> **REQUIREMENTS**:
Restate each entry word for word, leaving nothing out.

— Start of GIVEN ENTRIES —

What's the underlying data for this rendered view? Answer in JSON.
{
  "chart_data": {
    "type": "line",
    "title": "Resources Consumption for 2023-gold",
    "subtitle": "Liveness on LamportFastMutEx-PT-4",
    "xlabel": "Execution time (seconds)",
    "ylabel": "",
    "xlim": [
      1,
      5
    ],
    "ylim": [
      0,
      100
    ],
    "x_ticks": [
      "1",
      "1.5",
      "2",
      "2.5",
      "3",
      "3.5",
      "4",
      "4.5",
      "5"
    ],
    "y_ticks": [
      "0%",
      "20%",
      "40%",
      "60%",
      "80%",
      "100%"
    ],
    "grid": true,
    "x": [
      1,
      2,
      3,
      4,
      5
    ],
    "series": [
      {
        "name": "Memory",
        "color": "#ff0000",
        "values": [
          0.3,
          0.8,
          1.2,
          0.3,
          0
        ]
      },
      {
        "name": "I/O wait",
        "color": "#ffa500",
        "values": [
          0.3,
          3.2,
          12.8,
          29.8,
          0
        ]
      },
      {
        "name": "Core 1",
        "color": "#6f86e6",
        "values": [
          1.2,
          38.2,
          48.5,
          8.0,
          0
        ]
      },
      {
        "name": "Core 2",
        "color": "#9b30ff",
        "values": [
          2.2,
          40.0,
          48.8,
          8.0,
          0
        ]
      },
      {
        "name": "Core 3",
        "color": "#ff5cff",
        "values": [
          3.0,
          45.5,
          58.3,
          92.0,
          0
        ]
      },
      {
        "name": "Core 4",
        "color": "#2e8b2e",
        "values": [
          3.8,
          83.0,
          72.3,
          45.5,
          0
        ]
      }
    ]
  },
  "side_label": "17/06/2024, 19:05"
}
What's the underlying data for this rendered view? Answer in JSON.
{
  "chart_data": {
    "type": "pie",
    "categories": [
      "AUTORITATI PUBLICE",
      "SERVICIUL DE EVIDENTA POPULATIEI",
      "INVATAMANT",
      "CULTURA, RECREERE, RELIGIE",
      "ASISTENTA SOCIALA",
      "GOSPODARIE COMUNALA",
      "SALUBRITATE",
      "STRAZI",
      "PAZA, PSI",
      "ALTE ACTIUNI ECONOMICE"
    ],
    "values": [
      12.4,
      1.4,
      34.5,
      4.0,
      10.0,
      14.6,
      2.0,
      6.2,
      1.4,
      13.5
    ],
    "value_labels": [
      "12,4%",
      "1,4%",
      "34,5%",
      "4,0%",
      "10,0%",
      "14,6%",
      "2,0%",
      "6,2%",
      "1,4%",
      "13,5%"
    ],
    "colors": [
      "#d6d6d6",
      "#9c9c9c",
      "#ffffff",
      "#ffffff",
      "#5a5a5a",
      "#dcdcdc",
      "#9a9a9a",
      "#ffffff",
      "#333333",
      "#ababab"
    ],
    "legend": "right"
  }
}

— End of GIVEN ENTRIES —

> **IN RESPONSE**:
What's the underlying data for this rendered view? Answer in JSON.
{
  "chart_data": {
    "type": "line",
    "title": "Resources Consumption for 2023-gold",
    "subtitle": "Liveness on LamportFastMutEx-PT-4",
    "xlabel": "Execution time (seconds)",
    "ylabel": "",
    "xlim": [
      1,
      5
    ],
    "ylim": [
      0,
      100
    ],
    "x_ticks": [
      "1",
      "1.5",
      "2",
      "2.5",
      "3",
      "3.5",
      "4",
      "4.5",
      "5"
    ],
    "y_ticks": [
      "0%",
      "20%",
      "40%",
      "60%",
      "80%",
      "100%"
    ],
    "grid": true,
    "x": [
      1,
      2,
      3,
      4,
      5
    ],
    "series": [
      {
        "name": "Memory",
        "color": "#ff0000",
        "values": [
          0.3,
          0.8,
          1.2,
          0.3,
          0
        ]
      },
      {
        "name": "I/O wait",
        "color": "#ffa500",
        "values": [
          0.3,
          3.2,
          12.8,
          29.8,
          0
        ]
      },
      {
        "name": "Core 1",
        "color": "#6f86e6",
        "values": [
          1.2,
          38.2,
          48.5,
          8.0,
          0
        ]
      },
      {
        "name": "Core 2",
        "color": "#9b30ff",
        "values": [
          2.2,
          40.0,
          48.8,
          8.0,
          0
        ]
      },
      {
        "name": "Core 3",
        "color": "#ff5cff",
        "values": [
          3.0,
          45.5,
          58.3,
          92.0,
          0
        ]
      },
      {
        "name": "Core 4",
        "color": "#2e8b2e",
        "values": [
          3.8,
          83.0,
          72.3,
          45.5,
          0
        ]
      }
    ]
  },
  "side_label": "17/06/2024, 19:05"
}
What's the underlying data for this rendered view? Answer in JSON.
{
  "chart_data": {
    "type": "pie",
    "categories": [
      "AUTORITATI PUBLICE",
      "SERVICIUL DE EVIDENTA POPULATIEI",
      "INVATAMANT",
      "CULTURA, RECREERE, RELIGIE",
      "ASISTENTA SOCIALA",
      "GOSPODARIE COMUNALA",
      "SALUBRITATE",
      "STRAZI",
      "PAZA, PSI",
      "ALTE ACTIUNI ECONOMICE"
    ],
    "values": [
      12.4,
      1.4,
      34.5,
      4.0,
      10.0,
      14.6,
      2.0,
      6.2,
      1.4,
      13.5
    ],
    "value_labels": [
      "12,4%",
      "1,4%",
      "34,5%",
      "4,0%",
      "10,0%",
      "14,6%",
      "2,0%",
      "6,2%",
      "1,4%",
      "13,5%"
    ],
    "colors": [
      "#d6d6d6",
      "#9c9c9c",
      "#ffffff",
      "#ffffff",
      "#5a5a5a",
      "#dcdcdc",
      "#9a9a9a",
      "#ffffff",
      "#333333",
      "#ababab"
    ],
    "legend": "right"
  }
}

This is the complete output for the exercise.